## What is expected
Print all records exactly, leaving nothing out.

## Material to process
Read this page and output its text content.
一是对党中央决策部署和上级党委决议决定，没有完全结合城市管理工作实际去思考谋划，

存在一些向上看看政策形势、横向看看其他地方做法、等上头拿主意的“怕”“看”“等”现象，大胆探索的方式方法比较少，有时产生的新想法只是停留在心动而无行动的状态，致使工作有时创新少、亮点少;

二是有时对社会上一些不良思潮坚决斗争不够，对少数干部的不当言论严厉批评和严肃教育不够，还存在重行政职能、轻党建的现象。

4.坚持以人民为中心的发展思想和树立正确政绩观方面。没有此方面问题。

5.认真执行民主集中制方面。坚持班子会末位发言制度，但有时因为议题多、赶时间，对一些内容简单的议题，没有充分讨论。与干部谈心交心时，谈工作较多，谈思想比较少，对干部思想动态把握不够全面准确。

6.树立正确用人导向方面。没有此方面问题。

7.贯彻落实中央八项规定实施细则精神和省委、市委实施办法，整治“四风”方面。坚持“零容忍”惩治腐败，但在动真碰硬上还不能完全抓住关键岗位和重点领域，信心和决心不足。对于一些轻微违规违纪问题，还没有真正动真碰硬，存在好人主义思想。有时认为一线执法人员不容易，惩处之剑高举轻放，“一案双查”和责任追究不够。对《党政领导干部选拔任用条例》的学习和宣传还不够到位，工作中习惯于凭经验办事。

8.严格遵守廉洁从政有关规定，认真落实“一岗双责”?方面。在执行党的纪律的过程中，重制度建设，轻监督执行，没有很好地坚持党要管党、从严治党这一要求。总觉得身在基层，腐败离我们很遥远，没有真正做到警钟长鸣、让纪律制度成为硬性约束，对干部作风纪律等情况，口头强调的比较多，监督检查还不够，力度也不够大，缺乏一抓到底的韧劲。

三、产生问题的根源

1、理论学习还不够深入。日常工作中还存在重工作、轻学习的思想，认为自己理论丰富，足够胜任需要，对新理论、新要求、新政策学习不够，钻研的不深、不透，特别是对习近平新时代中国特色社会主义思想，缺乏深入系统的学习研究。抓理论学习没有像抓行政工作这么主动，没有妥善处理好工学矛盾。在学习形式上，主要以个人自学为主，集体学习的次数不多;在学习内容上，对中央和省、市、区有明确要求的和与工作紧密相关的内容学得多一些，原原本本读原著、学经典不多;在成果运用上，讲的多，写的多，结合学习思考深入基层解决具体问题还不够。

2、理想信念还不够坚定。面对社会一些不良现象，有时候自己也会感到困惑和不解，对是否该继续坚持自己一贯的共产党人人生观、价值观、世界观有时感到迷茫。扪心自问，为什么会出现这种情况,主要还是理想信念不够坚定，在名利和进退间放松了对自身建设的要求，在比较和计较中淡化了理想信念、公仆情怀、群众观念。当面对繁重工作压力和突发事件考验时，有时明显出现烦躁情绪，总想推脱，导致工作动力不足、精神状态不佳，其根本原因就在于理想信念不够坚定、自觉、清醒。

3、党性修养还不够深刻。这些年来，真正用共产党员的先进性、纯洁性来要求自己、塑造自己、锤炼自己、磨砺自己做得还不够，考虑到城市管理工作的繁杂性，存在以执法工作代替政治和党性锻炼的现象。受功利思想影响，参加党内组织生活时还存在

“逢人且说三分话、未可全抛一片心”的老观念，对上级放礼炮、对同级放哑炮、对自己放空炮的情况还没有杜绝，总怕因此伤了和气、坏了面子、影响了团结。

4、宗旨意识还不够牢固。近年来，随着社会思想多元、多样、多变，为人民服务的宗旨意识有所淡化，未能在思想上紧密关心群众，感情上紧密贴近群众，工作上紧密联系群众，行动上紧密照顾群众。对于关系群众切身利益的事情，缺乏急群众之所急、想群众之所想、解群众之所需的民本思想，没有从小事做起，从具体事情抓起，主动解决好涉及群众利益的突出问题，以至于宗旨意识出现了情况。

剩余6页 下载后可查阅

## Output of the exercise
Read this page and output its text content.
一是对党中央决策部署和上级党委决议决定，没有完全结合城市管理工作实际去思考谋划，

存在一些向上看看政策形势、横向看看其他地方做法、等上头拿主意的“怕”“看”“等”现象，大胆探索的方式方法比较少，有时产生的新想法只是停留在心动而无行动的状态，致使工作有时创新少、亮点少;

二是有时对社会上一些不良思潮坚决斗争不够，对少数干部的不当言论严厉批评和严肃教育不够，还存在重行政职能、轻党建的现象。

4.坚持以人民为中心的发展思想和树立正确政绩观方面。没有此方面问题。

5.认真执行民主集中制方面。坚持班子会末位发言制度，但有时因为议题多、赶时间，对一些内容简单的议题，没有充分讨论。与干部谈心交心时，谈工作较多，谈思想比较少，对干部思想动态把握不够全面准确。

6.树立正确用人导向方面。没有此方面问题。

7.贯彻落实中央八项规定实施细则精神和省委、市委实施办法，整治“四风”方面。坚持“零容忍”惩治腐败，但在动真碰硬上还不能完全抓住关键岗位和重点领域，信心和决心不足。对于一些轻微违规违纪问题，还没有真正动真碰硬，存在好人主义思想。有时认为一线执法人员不容易，惩处之剑高举轻放，“一案双查”和责任追究不够。对《党政领导干部选拔任用条例》的学习和宣传还不够到位，工作中习惯于凭经验办事。

8.严格遵守廉洁从政有关规定，认真落实“一岗双责”?方面。在执行党的纪律的过程中，重制度建设，轻监督执行，没有很好地坚持党要管党、从严治党这一要求。总觉得身在基层，腐败离我们很遥远，没有真正做到警钟长鸣、让纪律制度成为硬性约束，对干部作风纪律等情况，口头强调的比较多，监督检查还不够，力度也不够大，缺乏一抓到底的韧劲。

三、产生问题的根源

1、理论学习还不够深入。日常工作中还存在重工作、轻学习的思想，认为自己理论丰富，足够胜任需要，对新理论、新要求、新政策学习不够，钻研的不深、不透，特别是对习近平新时代中国特色社会主义思想，缺乏深入系统的学习研究。抓理论学习没有像抓行政工作这么主动，没有妥善处理好工学矛盾。在学习形式上，主要以个人自学为主，集体学习的次数不多;在学习内容上，对中央和省、市、区有明确要求的和与工作紧密相关的内容学得多一些，原原本本读原著、学经典不多;在成果运用上，讲的多，写的多，结合学习思考深入基层解决具体问题还不够。

2、理想信念还不够坚定。面对社会一些不良现象，有时候自己也会感到困惑和不解，对是否该继续坚持自己一贯的共产党人人生观、价值观、世界观有时感到迷茫。扪心自问，为什么会出现这种情况,主要还是理想信念不够坚定，在名利和进退间放松了对自身建设的要求，在比较和计较中淡化了理想信念、公仆情怀、群众观念。当面对繁重工作压力和突发事件考验时，有时明显出现烦躁情绪，总想推脱，导致工作动力不足、精神状态不佳，其根本原因就在于理想信念不够坚定、自觉、清醒。

3、党性修养还不够深刻。这些年来，真正用共产党员的先进性、纯洁性来要求自己、塑造自己、锤炼自己、磨砺自己做得还不够，考虑到城市管理工作的繁杂性，存在以执法工作代替政治和党性锻炼的现象。受功利思想影响，参加党内组织生活时还存在

“逢人且说三分话、未可全抛一片心”的老观念，对上级放礼炮、对同级放哑炮、对自己放空炮的情况还没有杜绝，总怕因此伤了和气、坏了面子、影响了团结。

4、宗旨意识还不够牢固。近年来，随着社会思想多元、多样、多变，为人民服务的宗旨意识有所淡化，未能在思想上紧密关心群众，感情上紧密贴近群众，工作上紧密联系群众，行动上紧密照顾群众。对于关系群众切身利益的事情，缺乏急群众之所急、想群众之所想、解群众之所需的民本思想，没有从小事做起，从具体事情抓起，主动解决好涉及群众利益的突出问题，以至于宗旨意识出现了情况。

剩余6页 下载后可查阅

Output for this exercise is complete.